--- Task prompt ---
Scan the entries for the string "January" and give the number of lines that have it, nothing further.
··· Items ···
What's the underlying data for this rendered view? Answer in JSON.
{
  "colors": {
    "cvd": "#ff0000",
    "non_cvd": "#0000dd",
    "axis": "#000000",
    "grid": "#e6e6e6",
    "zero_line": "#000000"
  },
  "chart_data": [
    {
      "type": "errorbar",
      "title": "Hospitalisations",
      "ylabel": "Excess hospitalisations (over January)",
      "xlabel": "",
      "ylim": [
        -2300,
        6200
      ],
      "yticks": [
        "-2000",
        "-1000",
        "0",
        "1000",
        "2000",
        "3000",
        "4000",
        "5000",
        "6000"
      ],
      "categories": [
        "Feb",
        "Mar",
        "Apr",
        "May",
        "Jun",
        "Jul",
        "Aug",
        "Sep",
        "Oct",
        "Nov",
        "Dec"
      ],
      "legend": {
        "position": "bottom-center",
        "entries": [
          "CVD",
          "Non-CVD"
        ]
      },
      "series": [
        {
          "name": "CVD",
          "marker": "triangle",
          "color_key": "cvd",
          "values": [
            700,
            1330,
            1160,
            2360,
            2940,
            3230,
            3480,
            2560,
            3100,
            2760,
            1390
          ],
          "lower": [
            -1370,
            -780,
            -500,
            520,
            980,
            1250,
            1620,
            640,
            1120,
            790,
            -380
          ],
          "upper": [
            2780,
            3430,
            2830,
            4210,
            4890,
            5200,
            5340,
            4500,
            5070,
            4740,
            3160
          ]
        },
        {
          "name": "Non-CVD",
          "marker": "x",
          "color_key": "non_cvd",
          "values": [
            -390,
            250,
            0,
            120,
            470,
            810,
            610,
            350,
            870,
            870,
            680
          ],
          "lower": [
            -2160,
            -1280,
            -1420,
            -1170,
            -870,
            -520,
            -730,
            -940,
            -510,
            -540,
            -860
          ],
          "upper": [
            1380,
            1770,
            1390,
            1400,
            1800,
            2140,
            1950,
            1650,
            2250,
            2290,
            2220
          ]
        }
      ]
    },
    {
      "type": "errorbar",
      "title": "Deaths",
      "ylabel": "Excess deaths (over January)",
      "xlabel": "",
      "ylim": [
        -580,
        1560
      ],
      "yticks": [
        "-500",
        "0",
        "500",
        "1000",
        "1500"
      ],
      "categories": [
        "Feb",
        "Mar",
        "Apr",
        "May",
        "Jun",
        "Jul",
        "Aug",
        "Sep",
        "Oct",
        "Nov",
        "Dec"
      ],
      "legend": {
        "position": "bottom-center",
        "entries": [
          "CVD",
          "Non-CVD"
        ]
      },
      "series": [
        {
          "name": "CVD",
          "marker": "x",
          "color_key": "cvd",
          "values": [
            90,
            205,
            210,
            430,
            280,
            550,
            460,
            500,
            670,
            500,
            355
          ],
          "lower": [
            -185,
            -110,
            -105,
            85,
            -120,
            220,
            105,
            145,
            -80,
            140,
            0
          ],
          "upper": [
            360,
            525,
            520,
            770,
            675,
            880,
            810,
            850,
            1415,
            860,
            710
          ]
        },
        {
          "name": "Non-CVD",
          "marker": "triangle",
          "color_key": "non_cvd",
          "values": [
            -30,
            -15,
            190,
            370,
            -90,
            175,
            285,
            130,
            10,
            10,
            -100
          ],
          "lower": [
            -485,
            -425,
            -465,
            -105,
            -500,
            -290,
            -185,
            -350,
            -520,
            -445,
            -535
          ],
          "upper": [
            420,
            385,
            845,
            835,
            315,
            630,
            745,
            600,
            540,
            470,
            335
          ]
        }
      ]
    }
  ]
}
···
--- Exercise output ---
2